Data to use:
------------------------------------

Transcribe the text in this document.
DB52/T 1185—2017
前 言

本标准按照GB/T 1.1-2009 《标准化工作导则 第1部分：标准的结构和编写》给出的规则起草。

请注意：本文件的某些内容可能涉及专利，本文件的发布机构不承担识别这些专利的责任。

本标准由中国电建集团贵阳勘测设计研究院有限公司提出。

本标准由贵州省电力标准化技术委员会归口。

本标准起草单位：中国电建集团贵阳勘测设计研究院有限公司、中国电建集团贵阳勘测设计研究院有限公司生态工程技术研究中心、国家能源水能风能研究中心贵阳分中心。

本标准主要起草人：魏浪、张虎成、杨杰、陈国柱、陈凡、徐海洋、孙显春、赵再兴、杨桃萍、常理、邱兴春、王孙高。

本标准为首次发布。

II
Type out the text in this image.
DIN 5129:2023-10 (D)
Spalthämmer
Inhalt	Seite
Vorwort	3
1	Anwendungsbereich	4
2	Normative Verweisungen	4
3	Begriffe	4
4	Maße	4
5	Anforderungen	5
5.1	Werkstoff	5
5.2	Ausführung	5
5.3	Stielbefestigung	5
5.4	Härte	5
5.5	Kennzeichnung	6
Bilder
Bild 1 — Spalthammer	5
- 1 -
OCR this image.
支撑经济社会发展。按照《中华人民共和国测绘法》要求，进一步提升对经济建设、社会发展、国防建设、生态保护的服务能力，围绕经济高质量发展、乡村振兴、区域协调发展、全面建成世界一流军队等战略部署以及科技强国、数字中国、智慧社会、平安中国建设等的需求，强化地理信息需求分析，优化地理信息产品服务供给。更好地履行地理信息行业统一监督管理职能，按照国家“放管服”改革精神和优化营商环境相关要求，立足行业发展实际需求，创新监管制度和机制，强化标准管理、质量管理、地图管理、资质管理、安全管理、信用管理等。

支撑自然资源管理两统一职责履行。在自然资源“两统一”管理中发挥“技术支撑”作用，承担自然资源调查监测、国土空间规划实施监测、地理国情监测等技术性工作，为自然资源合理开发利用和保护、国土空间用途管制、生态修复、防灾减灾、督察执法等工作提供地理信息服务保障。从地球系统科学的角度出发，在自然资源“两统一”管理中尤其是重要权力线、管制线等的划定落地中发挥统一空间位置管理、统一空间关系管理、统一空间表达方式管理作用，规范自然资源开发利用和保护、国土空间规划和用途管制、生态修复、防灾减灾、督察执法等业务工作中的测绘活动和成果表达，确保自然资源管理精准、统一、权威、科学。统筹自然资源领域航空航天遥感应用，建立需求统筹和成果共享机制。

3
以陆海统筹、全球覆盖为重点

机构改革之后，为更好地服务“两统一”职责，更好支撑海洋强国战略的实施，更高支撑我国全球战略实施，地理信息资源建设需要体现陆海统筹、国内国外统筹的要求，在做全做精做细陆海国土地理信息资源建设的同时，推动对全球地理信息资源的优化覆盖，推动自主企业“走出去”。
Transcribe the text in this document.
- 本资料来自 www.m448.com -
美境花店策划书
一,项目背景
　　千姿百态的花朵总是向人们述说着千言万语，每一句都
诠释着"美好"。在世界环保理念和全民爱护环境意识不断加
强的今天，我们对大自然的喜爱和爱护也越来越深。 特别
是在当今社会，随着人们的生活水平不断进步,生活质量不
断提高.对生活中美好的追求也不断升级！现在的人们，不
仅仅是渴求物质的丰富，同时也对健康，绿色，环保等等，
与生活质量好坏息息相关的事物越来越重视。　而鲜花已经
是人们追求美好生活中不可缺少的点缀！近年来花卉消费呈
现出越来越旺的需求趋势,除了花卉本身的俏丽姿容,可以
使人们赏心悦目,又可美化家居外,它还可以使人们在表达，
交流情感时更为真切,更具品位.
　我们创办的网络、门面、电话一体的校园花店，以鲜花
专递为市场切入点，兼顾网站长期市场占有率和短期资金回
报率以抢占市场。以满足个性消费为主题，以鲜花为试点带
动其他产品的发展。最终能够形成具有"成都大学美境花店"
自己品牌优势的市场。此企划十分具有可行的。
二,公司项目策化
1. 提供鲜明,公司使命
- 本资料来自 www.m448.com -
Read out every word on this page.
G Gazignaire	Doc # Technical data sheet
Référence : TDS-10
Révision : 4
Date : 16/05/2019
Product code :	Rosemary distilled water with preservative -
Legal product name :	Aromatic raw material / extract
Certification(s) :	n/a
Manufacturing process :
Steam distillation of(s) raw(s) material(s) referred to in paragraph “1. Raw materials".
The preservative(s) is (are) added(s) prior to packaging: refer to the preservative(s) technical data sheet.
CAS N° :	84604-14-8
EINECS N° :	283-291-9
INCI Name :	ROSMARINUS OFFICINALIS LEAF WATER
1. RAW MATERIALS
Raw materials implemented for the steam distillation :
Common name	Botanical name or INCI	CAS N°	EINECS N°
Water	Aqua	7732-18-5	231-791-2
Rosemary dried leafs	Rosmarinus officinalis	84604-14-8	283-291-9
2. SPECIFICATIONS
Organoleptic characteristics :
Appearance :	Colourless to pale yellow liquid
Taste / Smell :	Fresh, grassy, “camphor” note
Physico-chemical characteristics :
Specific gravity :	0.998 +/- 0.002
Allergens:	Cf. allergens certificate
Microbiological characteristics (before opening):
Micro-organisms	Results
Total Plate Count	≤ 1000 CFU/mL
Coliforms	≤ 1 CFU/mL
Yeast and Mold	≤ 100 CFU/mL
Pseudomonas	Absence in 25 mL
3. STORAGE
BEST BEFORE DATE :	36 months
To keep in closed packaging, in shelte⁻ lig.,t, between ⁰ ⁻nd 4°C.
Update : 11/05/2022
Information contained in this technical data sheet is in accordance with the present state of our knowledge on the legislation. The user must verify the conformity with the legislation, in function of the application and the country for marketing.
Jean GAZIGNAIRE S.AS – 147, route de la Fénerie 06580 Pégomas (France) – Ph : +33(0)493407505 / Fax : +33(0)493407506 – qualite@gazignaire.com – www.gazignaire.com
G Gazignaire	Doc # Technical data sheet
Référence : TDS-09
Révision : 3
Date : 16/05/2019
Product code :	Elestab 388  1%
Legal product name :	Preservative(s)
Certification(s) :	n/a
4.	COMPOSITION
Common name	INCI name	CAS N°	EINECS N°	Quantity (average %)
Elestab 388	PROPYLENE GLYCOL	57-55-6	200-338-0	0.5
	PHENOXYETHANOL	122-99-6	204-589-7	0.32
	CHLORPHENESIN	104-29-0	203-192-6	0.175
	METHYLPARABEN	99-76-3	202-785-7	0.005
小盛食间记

------------------------------------

Repeat the lines above exactly.

Transcribe the text in this document.
DB52/T 1185—2017
前 言

本标准按照GB/T 1.1-2009 《标准化工作导则 第1部分：标准的结构和编写》给出的规则起草。

请注意：本文件的某些内容可能涉及专利，本文件的发布机构不承担识别这些专利的责任。

本标准由中国电建集团贵阳勘测设计研究院有限公司提出。

本标准由贵州省电力标准化技术委员会归口。

本标准起草单位：中国电建集团贵阳勘测设计研究院有限公司、中国电建集团贵阳勘测设计研究院有限公司生态工程技术研究中心、国家能源水能风能研究中心贵阳分中心。

本标准主要起草人：魏浪、张虎成、杨杰、陈国柱、陈凡、徐海洋、孙显春、赵再兴、杨桃萍、常理、邱兴春、王孙高。

本标准为首次发布。

II
Type out the text in this image.
DIN 5129:2023-10 (D)
Spalthämmer
Inhalt	Seite
Vorwort	3
1	Anwendungsbereich	4
2	Normative Verweisungen	4
3	Begriffe	4
4	Maße	4
5	Anforderungen	5
5.1	Werkstoff	5
5.2	Ausführung	5
5.3	Stielbefestigung	5
5.4	Härte	5
5.5	Kennzeichnung	6
Bilder
Bild 1 — Spalthammer	5
- 1 -
OCR this image.
支撑经济社会发展。按照《中华人民共和国测绘法》要求，进一步提升对经济建设、社会发展、国防建设、生态保护的服务能力，围绕经济高质量发展、乡村振兴、区域协调发展、全面建成世界一流军队等战略部署以及科技强国、数字中国、智慧社会、平安中国建设等的需求，强化地理信息需求分析，优化地理信息产品服务供给。更好地履行地理信息行业统一监督管理职能，按照国家“放管服”改革精神和优化营商环境相关要求，立足行业发展实际需求，创新监管制度和机制，强化标准管理、质量管理、地图管理、资质管理、安全管理、信用管理等。

支撑自然资源管理两统一职责履行。在自然资源“两统一”管理中发挥“技术支撑”作用，承担自然资源调查监测、国土空间规划实施监测、地理国情监测等技术性工作，为自然资源合理开发利用和保护、国土空间用途管制、生态修复、防灾减灾、督察执法等工作提供地理信息服务保障。从地球系统科学的角度出发，在自然资源“两统一”管理中尤其是重要权力线、管制线等的划定落地中发挥统一空间位置管理、统一空间关系管理、统一空间表达方式管理作用，规范自然资源开发利用和保护、国土空间规划和用途管制、生态修复、防灾减灾、督察执法等业务工作中的测绘活动和成果表达，确保自然资源管理精准、统一、权威、科学。统筹自然资源领域航空航天遥感应用，建立需求统筹和成果共享机制。

3
以陆海统筹、全球覆盖为重点

机构改革之后，为更好地服务“两统一”职责，更好支撑海洋强国战略的实施，更高支撑我国全球战略实施，地理信息资源建设需要体现陆海统筹、国内国外统筹的要求，在做全做精做细陆海国土地理信息资源建设的同时，推动对全球地理信息资源的优化覆盖，推动自主企业“走出去”。
Transcribe the text in this document.
- 本资料来自 www.m448.com -
美境花店策划书
一,项目背景
　　千姿百态的花朵总是向人们述说着千言万语，每一句都
诠释着"美好"。在世界环保理念和全民爱护环境意识不断加
强的今天，我们对大自然的喜爱和爱护也越来越深。 特别
是在当今社会，随着人们的生活水平不断进步,生活质量不
断提高.对生活中美好的追求也不断升级！现在的人们，不
仅仅是渴求物质的丰富，同时也对健康，绿色，环保等等，
与生活质量好坏息息相关的事物越来越重视。　而鲜花已经
是人们追求美好生活中不可缺少的点缀！近年来花卉消费呈
现出越来越旺的需求趋势,除了花卉本身的俏丽姿容,可以
使人们赏心悦目,又可美化家居外,它还可以使人们在表达，
交流情感时更为真切,更具品位.
　我们创办的网络、门面、电话一体的校园花店，以鲜花
专递为市场切入点，兼顾网站长期市场占有率和短期资金回
报率以抢占市场。以满足个性消费为主题，以鲜花为试点带
动其他产品的发展。最终能够形成具有"成都大学美境花店"
自己品牌优势的市场。此企划十分具有可行的。
二,公司项目策化
1. 提供鲜明,公司使命
- 本资料来自 www.m448.com -
Read out every word on this page.
G Gazignaire	Doc # Technical data sheet
Référence : TDS-10
Révision : 4
Date : 16/05/2019
Product code :	Rosemary distilled water with preservative -
Legal product name :	Aromatic raw material / extract
Certification(s) :	n/a
Manufacturing process :
Steam distillation of(s) raw(s) material(s) referred to in paragraph “1. Raw materials".
The preservative(s) is (are) added(s) prior to packaging: refer to the preservative(s) technical data sheet.
CAS N° :	84604-14-8
EINECS N° :	283-291-9
INCI Name :	ROSMARINUS OFFICINALIS LEAF WATER
1. RAW MATERIALS
Raw materials implemented for the steam distillation :
Common name	Botanical name or INCI	CAS N°	EINECS N°
Water	Aqua	7732-18-5	231-791-2
Rosemary dried leafs	Rosmarinus officinalis	84604-14-8	283-291-9
2. SPECIFICATIONS
Organoleptic characteristics :
Appearance :	Colourless to pale yellow liquid
Taste / Smell :	Fresh, grassy, “camphor” note
Physico-chemical characteristics :
Specific gravity :	0.998 +/- 0.002
Allergens:	Cf. allergens certificate
Microbiological characteristics (before opening):
Micro-organisms	Results
Total Plate Count	≤ 1000 CFU/mL
Coliforms	≤ 1 CFU/mL
Yeast and Mold	≤ 100 CFU/mL
Pseudomonas	Absence in 25 mL
3. STORAGE
BEST BEFORE DATE :	36 months
To keep in closed packaging, in shelte⁻ lig.,t, between ⁰ ⁻nd 4°C.
Update : 11/05/2022
Information contained in this technical data sheet is in accordance with the present state of our knowledge on the legislation. The user must verify the conformity with the legislation, in function of the application and the country for marketing.
Jean GAZIGNAIRE S.AS – 147, route de la Fénerie 06580 Pégomas (France) – Ph : +33(0)493407505 / Fax : +33(0)493407506 – qualite@gazignaire.com – www.gazignaire.com
G Gazignaire	Doc # Technical data sheet
Référence : TDS-09
Révision : 3
Date : 16/05/2019
Product code :	Elestab 388  1%
Legal product name :	Preservative(s)
Certification(s) :	n/a
4.	COMPOSITION
Common name	INCI name	CAS N°	EINECS N°	Quantity (average %)
Elestab 388	PROPYLENE GLYCOL	57-55-6	200-338-0	0.5
	PHENOXYETHANOL	122-99-6	204-589-7	0.32
	CHLORPHENESIN	104-29-0	203-192-6	0.175
	METHYLPARABEN	99-76-3	202-785-7	0.005
小盛食间记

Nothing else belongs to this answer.